What is asked: Make a verbatim copy of the entries below; pictures stay out.

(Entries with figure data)
# # #

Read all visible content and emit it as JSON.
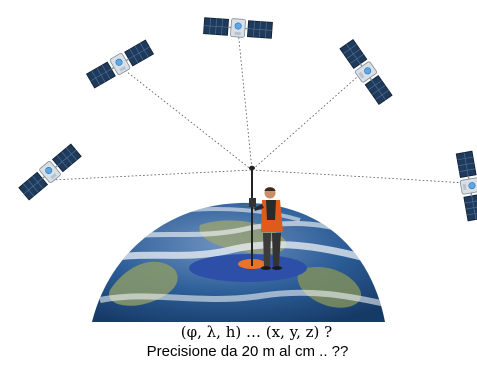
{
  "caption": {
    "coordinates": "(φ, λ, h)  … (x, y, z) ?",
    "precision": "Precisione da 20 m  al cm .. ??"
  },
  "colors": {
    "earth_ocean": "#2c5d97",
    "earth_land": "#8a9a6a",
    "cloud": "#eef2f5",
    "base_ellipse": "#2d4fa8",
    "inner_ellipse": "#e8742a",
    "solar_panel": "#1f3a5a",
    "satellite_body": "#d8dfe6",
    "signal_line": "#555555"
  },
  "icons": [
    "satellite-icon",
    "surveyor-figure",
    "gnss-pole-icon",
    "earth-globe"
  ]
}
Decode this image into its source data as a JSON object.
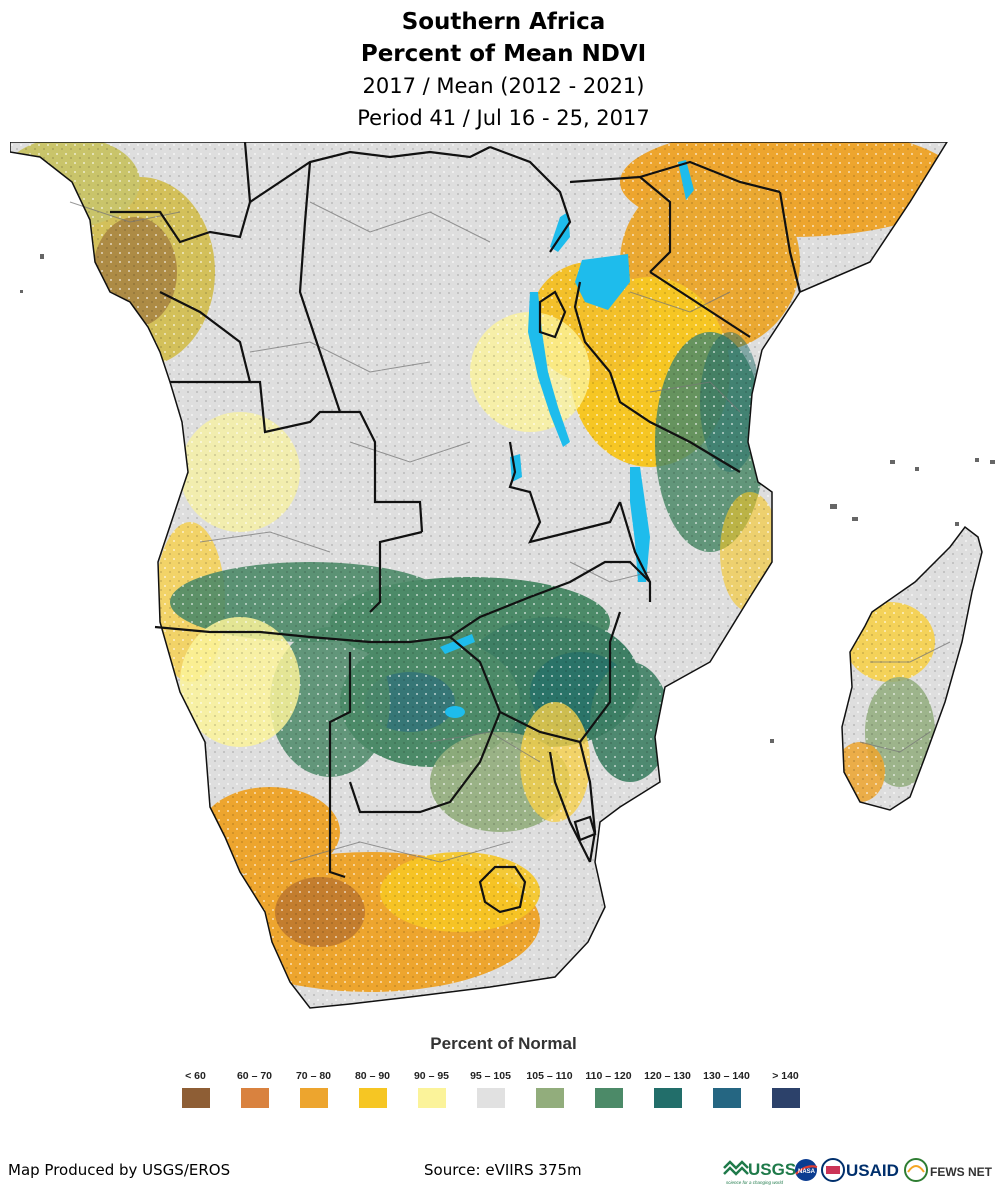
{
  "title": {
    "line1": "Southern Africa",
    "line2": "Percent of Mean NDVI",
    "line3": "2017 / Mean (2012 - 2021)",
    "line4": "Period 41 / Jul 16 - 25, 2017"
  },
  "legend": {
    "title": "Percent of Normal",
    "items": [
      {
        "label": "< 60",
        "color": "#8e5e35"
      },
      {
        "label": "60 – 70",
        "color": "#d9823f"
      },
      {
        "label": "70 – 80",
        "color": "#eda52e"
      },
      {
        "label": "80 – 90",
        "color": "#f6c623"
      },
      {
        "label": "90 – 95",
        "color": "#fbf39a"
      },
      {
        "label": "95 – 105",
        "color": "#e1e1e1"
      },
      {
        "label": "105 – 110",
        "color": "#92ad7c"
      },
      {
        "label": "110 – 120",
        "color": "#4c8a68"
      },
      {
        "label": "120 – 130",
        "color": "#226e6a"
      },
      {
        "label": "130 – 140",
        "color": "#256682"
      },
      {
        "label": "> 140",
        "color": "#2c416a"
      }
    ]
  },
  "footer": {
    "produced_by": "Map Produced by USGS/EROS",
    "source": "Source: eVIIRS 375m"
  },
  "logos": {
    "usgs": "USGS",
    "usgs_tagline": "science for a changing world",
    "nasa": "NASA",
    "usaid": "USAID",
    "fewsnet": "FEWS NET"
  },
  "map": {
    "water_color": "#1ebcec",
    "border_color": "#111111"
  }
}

# # #

The response:
Read all visible content and emit it as JSON.
{
  "caption": {
    "coordinates": "(φ, λ, h)  … (x, y, z) ?",
    "precision": "Precisione da 20 m  al cm .. ??"
  },
  "colors": {
    "earth_ocean": "#2c5d97",
    "earth_land": "#8a9a6a",
    "cloud": "#eef2f5",
    "base_ellipse": "#2d4fa8",
    "inner_ellipse": "#e8742a",
    "solar_panel": "#1f3a5a",
    "satellite_body": "#d8dfe6",
    "signal_line": "#555555"
  },
  "icons": [
    "satellite-icon",
    "surveyor-figure",
    "gnss-pole-icon",
    "earth-globe"
  ]
}
Decode this image into its source data as a JSON object.
{
  "title": {
    "line1": "Southern Africa",
    "line2": "Percent of Mean NDVI",
    "line3": "2017 / Mean (2012 - 2021)",
    "line4": "Period 41 / Jul 16 - 25, 2017"
  },
  "legend": {
    "title": "Percent of Normal",
    "items": [
      {
        "label": "< 60",
        "color": "#8e5e35"
      },
      {
        "label": "60 – 70",
        "color": "#d9823f"
      },
      {
        "label": "70 – 80",
        "color": "#eda52e"
      },
      {
        "label": "80 – 90",
        "color": "#f6c623"
      },
      {
        "label": "90 – 95",
        "color": "#fbf39a"
      },
      {
        "label": "95 – 105",
        "color": "#e1e1e1"
      },
      {
        "label": "105 – 110",
        "color": "#92ad7c"
      },
      {
        "label": "110 – 120",
        "color": "#4c8a68"
      },
      {
        "label": "120 – 130",
        "color": "#226e6a"
      },
      {
        "label": "130 – 140",
        "color": "#256682"
      },
      {
        "label": "> 140",
        "color": "#2c416a"
      }
    ]
  },
  "footer": {
    "produced_by": "Map Produced by USGS/EROS",
    "source": "Source: eVIIRS 375m"
  },
  "logos": {
    "usgs": "USGS",
    "usgs_tagline": "science for a changing world",
    "nasa": "NASA",
    "usaid": "USAID",
    "fewsnet": "FEWS NET"
  },
  "map": {
    "water_color": "#1ebcec",
    "border_color": "#111111"
  }
}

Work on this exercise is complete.